**OBJECTIVE:** Write out the records that appear below, verbatim and complete, but without pictures.

**PROVIDED DATA:**
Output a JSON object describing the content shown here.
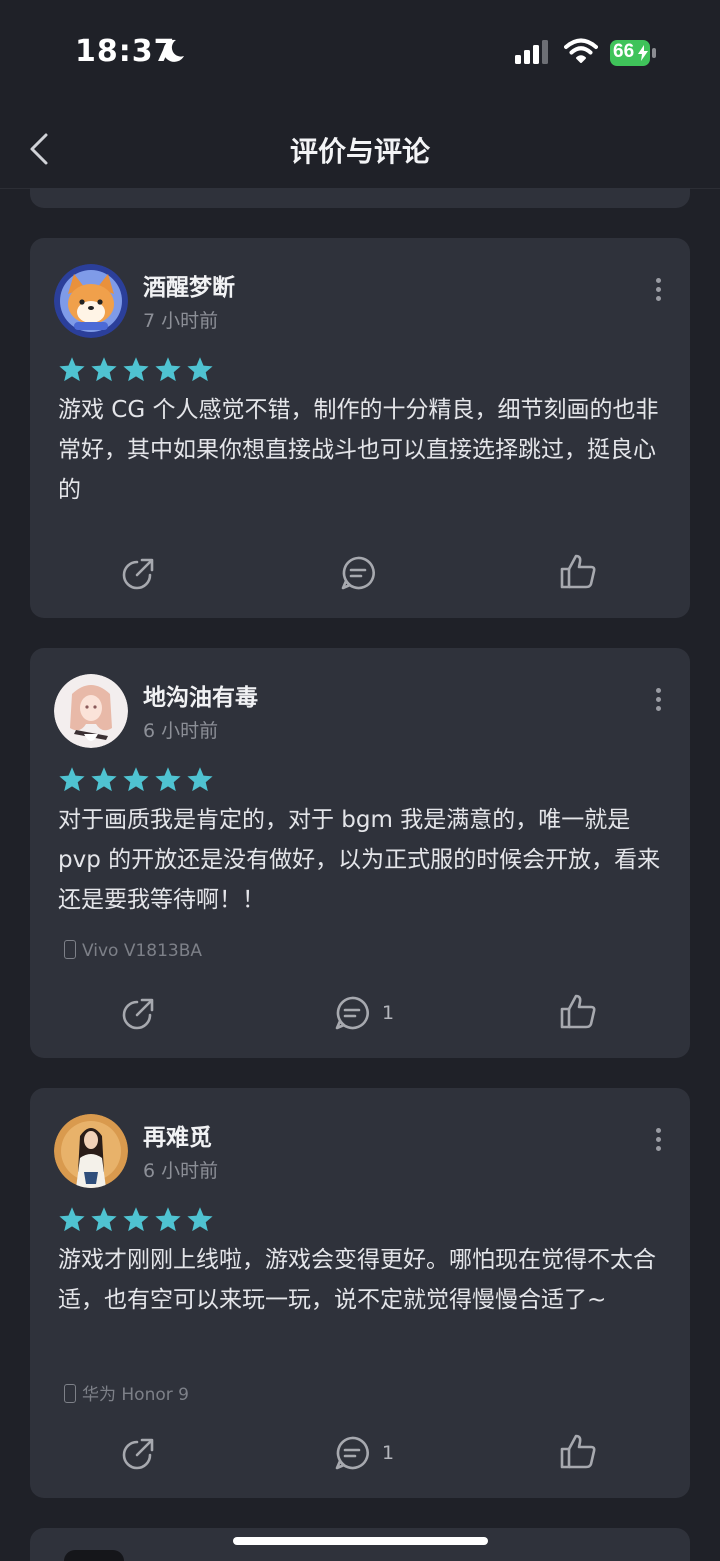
{
  "status_bar": {
    "time": "18:37",
    "battery": "66"
  },
  "nav": {
    "title": "评价与评论"
  },
  "reviews": [
    {
      "username": "酒醒梦断",
      "time_ago": "7 小时前",
      "rating": 5,
      "content": "游戏 CG 个人感觉不错，制作的十分精良，细节刻画的也非常好，其中如果你想直接战斗也可以直接选择跳过，挺良心的",
      "device": "",
      "comment_count": ""
    },
    {
      "username": "地沟油有毒",
      "time_ago": "6 小时前",
      "rating": 5,
      "content": "对于画质我是肯定的，对于 bgm 我是满意的，唯一就是 pvp 的开放还是没有做好，以为正式服的时候会开放，看来还是要我等待啊！！",
      "device": "Vivo V1813BA",
      "comment_count": "1"
    },
    {
      "username": "再难觅",
      "time_ago": "6 小时前",
      "rating": 5,
      "content": "游戏才刚刚上线啦，游戏会变得更好。哪怕现在觉得不太合适，也有空可以来玩一玩，说不定就觉得慢慢合适了~",
      "device": "华为 Honor 9",
      "comment_count": "1"
    }
  ],
  "colors": {
    "star": "#4fc3d1",
    "card": "#2f323b",
    "background": "#1f2128"
  }
}
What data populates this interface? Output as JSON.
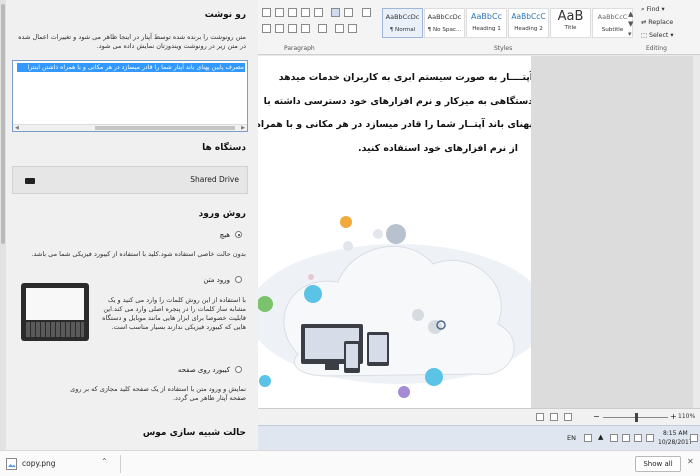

**OUTPUT BELOW:**
Output a JSON object describing the content shown here.
{
  "status_bar": {
    "time": "18:37",
    "battery": "66"
  },
  "nav": {
    "title": "评价与评论"
  },
  "reviews": [
    {
      "username": "酒醒梦断",
      "time_ago": "7 小时前",
      "rating": 5,
      "content": "游戏 CG 个人感觉不错，制作的十分精良，细节刻画的也非常好，其中如果你想直接战斗也可以直接选择跳过，挺良心的",
      "device": "",
      "comment_count": ""
    },
    {
      "username": "地沟油有毒",
      "time_ago": "6 小时前",
      "rating": 5,
      "content": "对于画质我是肯定的，对于 bgm 我是满意的，唯一就是 pvp 的开放还是没有做好，以为正式服的时候会开放，看来还是要我等待啊！！",
      "device": "Vivo V1813BA",
      "comment_count": "1"
    },
    {
      "username": "再难觅",
      "time_ago": "6 小时前",
      "rating": 5,
      "content": "游戏才刚刚上线啦，游戏会变得更好。哪怕现在觉得不太合适，也有空可以来玩一玩，说不定就觉得慢慢合适了~",
      "device": "华为 Honor 9",
      "comment_count": "1"
    }
  ],
  "colors": {
    "star": "#4fc3d1",
    "card": "#2f323b",
    "background": "#1f2128"
  }
}
What data populates this interface? Output as JSON.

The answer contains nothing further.